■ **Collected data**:
* * * *

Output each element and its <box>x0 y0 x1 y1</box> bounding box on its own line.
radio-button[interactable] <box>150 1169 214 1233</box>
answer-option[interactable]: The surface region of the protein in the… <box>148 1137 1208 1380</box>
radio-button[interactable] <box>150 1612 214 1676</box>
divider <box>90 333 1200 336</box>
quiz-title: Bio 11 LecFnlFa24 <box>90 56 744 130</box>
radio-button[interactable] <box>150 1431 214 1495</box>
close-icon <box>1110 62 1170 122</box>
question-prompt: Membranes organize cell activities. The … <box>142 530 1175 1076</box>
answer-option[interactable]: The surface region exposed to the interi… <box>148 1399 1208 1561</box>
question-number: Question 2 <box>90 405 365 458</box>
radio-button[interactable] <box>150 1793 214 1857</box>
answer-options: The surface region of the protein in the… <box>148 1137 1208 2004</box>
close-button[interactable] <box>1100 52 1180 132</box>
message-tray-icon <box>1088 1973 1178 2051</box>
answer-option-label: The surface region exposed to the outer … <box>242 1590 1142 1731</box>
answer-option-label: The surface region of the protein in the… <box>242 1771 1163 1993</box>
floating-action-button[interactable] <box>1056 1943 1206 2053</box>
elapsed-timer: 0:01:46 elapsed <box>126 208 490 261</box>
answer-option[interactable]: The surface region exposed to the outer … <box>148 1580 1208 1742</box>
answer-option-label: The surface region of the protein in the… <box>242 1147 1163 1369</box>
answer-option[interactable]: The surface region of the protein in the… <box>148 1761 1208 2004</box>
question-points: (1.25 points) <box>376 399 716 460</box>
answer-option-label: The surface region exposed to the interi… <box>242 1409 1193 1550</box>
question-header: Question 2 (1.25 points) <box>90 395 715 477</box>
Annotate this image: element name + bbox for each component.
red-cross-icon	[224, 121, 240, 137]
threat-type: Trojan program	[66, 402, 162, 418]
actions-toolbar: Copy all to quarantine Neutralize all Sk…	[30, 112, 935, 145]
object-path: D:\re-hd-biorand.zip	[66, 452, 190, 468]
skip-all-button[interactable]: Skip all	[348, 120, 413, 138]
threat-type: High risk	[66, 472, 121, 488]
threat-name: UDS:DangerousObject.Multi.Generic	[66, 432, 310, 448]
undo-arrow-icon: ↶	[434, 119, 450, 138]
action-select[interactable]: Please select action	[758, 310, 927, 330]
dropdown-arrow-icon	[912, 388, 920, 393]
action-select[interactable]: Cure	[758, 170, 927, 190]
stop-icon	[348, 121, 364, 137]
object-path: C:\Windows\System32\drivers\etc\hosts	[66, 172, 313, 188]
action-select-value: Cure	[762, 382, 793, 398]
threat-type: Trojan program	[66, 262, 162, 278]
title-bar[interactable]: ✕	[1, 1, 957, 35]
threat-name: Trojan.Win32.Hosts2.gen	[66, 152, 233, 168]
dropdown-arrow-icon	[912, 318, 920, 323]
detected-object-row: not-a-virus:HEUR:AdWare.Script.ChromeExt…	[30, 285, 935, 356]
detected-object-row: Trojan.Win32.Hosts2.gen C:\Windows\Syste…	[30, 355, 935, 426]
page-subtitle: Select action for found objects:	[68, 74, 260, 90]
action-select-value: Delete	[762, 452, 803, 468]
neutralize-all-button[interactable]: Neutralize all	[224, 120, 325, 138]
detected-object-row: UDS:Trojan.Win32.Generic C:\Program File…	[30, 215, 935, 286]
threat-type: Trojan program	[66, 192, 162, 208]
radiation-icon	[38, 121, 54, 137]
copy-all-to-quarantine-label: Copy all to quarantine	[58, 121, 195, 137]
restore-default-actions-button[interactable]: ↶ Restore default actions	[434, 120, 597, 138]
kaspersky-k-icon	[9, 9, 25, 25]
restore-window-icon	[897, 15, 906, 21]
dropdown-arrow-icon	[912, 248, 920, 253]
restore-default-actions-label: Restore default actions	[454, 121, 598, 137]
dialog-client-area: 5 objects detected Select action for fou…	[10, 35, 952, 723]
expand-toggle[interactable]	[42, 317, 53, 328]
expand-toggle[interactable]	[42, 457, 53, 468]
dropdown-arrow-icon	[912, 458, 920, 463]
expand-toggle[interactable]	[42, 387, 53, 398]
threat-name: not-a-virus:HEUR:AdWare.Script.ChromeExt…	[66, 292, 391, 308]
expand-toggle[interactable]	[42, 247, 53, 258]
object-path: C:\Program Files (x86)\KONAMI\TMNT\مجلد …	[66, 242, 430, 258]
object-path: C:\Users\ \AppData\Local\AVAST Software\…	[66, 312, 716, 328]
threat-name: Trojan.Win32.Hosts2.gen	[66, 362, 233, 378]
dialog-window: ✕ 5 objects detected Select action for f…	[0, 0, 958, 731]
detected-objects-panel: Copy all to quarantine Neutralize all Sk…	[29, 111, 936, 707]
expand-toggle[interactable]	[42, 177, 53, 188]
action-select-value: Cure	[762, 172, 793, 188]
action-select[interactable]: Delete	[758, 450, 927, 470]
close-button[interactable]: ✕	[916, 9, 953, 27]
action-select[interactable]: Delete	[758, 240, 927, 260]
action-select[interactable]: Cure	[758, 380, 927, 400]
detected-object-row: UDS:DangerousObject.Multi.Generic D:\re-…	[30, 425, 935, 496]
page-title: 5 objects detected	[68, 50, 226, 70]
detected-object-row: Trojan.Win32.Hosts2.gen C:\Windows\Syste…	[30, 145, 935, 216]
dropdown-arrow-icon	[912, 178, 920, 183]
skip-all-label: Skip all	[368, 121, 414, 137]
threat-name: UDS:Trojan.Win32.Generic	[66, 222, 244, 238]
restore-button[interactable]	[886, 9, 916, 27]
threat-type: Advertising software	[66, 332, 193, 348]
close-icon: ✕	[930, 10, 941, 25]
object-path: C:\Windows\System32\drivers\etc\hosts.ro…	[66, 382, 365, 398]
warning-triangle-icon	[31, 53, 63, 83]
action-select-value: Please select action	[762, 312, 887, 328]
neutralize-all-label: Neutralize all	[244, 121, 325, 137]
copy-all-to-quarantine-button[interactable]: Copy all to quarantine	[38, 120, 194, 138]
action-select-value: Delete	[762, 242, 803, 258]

* * * *

■ **Work item**: In the entries above, tally the lines containing the word "objects" and return only the tally.

■ **The completed task**: 5